__PROBLEM TO SOLVE__
Show every line below where "atque" can be found.

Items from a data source
↓↓↓
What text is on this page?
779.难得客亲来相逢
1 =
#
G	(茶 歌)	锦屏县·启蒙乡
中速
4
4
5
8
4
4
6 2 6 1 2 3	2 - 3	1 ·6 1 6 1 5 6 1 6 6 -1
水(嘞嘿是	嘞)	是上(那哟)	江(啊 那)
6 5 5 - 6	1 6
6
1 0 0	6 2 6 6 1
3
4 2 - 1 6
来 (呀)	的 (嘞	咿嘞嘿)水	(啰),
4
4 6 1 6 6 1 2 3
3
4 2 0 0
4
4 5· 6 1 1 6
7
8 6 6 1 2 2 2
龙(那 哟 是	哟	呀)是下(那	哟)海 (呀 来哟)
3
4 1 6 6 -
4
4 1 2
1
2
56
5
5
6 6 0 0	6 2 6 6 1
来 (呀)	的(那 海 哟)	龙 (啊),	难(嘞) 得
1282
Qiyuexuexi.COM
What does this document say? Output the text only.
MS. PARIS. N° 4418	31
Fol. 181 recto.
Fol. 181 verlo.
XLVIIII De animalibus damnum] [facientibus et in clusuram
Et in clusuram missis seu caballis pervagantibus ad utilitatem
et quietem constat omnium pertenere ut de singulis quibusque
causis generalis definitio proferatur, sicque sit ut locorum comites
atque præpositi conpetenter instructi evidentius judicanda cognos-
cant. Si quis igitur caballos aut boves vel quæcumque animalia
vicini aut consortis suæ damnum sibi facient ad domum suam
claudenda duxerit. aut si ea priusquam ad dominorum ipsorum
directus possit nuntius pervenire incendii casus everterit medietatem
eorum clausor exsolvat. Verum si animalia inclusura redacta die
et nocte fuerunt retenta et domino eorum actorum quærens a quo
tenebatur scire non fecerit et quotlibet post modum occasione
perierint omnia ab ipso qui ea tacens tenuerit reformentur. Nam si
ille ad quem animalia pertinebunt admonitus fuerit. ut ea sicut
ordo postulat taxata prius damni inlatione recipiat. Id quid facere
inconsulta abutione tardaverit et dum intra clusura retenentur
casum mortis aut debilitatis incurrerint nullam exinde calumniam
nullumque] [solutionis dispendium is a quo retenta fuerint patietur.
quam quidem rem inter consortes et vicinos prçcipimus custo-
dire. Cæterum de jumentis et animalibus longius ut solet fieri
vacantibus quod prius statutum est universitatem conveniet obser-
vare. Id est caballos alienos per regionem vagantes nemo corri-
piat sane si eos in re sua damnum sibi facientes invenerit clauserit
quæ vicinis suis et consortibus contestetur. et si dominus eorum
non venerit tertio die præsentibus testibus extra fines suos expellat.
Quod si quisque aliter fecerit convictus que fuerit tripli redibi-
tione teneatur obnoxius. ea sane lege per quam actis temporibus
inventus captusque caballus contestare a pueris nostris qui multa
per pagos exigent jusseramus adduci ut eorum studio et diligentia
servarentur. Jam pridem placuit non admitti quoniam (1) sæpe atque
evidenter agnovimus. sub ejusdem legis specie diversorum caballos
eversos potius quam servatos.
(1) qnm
↑↑↑
__COMPLETED EXERCISE__
atque præpositi conpetenter instructi evidentius judicanda cognos-
servarentur. Jam pridem placuit non admitti quoniam (1) sæpe atque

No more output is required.